Gather the lines below that include the string "name", copying each in full.

·····

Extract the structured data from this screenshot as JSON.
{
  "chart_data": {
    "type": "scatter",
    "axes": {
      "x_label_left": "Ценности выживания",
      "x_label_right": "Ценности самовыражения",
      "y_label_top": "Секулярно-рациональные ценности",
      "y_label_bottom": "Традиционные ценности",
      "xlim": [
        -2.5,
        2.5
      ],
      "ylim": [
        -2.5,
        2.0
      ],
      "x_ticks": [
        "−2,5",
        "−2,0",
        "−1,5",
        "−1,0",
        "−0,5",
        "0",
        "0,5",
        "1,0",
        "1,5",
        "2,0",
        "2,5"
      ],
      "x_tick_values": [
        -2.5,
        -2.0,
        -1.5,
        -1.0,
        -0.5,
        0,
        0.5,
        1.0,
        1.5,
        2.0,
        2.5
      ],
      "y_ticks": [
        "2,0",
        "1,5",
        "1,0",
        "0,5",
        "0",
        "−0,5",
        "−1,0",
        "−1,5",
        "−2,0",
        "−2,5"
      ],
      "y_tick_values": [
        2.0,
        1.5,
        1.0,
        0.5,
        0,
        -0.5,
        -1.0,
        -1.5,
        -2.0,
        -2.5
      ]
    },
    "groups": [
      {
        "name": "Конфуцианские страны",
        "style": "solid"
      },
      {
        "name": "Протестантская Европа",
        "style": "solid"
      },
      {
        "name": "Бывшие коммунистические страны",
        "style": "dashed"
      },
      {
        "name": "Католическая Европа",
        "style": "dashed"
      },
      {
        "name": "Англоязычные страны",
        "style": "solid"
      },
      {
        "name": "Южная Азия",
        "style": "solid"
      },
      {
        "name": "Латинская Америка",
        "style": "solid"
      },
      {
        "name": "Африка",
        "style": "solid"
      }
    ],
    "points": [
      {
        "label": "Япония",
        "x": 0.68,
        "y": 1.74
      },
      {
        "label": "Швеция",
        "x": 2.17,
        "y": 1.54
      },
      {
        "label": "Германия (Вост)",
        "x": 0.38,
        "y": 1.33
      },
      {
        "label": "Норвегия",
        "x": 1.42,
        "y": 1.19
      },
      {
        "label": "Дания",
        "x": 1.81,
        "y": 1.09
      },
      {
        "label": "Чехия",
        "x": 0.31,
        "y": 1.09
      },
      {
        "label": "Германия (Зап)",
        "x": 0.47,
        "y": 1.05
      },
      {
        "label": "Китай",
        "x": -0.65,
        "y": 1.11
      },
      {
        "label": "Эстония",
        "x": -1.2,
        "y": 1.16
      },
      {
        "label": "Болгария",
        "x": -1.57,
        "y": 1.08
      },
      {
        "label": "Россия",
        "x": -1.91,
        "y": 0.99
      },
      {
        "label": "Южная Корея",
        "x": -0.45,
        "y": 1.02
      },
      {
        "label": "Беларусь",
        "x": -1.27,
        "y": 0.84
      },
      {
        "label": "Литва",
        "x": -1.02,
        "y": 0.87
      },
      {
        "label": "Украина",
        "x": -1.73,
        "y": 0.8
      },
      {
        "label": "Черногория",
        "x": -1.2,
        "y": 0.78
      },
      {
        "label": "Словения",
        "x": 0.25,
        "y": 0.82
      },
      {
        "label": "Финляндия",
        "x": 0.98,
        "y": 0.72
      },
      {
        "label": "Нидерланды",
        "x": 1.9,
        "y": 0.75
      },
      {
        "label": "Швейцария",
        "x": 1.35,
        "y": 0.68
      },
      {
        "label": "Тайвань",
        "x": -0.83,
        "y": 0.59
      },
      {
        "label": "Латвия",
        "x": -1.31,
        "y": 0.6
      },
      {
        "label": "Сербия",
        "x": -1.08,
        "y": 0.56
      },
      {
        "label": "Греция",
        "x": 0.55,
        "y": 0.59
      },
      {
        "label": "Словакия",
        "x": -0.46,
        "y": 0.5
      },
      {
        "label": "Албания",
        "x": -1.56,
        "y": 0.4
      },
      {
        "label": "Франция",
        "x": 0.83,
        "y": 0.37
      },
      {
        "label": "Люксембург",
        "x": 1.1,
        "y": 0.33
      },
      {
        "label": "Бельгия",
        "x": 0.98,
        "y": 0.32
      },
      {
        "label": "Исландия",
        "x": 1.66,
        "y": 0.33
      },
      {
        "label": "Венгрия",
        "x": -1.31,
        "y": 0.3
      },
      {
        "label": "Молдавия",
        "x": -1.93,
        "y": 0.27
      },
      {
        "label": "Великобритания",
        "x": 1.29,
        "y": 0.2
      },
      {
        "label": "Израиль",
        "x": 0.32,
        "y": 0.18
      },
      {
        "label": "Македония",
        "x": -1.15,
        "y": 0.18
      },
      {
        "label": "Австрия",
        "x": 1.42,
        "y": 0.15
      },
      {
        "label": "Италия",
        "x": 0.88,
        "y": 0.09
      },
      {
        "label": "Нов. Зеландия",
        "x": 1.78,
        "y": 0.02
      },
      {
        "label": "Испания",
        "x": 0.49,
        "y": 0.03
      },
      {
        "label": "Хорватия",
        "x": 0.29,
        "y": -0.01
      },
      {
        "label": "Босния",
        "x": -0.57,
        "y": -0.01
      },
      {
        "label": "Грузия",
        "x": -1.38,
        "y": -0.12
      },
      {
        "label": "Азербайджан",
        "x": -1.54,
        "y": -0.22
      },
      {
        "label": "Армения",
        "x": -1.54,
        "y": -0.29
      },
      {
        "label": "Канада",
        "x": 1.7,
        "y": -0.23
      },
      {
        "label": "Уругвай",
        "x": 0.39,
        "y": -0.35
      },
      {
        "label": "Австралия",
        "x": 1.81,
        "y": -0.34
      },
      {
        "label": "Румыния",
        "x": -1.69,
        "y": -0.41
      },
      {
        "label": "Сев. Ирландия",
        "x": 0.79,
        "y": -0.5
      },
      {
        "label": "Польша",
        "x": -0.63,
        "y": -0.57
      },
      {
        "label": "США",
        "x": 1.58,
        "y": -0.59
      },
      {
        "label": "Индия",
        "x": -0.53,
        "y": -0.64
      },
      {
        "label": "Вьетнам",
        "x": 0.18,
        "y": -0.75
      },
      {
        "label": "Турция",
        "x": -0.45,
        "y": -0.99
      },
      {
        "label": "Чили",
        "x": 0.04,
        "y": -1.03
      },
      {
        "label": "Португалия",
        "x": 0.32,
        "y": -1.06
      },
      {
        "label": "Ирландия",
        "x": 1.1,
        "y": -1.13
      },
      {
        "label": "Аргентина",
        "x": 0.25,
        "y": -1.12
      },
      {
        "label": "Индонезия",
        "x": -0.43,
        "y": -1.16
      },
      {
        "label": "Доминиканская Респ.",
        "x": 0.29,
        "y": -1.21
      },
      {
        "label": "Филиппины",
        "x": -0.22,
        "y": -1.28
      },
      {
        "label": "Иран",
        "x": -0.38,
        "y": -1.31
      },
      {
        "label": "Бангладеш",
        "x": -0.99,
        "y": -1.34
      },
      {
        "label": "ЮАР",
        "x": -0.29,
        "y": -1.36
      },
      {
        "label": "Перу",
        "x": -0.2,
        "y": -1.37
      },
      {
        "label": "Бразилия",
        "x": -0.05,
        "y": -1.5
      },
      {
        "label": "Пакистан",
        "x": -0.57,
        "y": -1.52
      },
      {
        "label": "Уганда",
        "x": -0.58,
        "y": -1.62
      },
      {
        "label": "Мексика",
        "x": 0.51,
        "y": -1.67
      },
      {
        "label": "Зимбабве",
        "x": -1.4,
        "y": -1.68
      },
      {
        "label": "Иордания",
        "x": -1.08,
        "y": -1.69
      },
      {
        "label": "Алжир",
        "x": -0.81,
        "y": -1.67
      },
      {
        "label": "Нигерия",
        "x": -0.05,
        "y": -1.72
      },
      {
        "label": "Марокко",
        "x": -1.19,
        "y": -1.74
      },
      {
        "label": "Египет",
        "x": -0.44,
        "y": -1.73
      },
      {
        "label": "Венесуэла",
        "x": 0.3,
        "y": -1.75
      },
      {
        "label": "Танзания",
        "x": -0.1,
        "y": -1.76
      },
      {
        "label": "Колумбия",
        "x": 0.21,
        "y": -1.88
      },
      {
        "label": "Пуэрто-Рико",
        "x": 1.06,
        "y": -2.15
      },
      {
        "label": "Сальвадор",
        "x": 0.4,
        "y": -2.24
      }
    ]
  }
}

·····

Correct result:
        "name": "Конфуцианские страны",
        "name": "Протестантская Европа",
        "name": "Бывшие коммунистические страны",
        "name": "Католическая Европа",
        "name": "Англоязычные страны",
        "name": "Южная Азия",
        "name": "Латинская Америка",
        "name": "Африка",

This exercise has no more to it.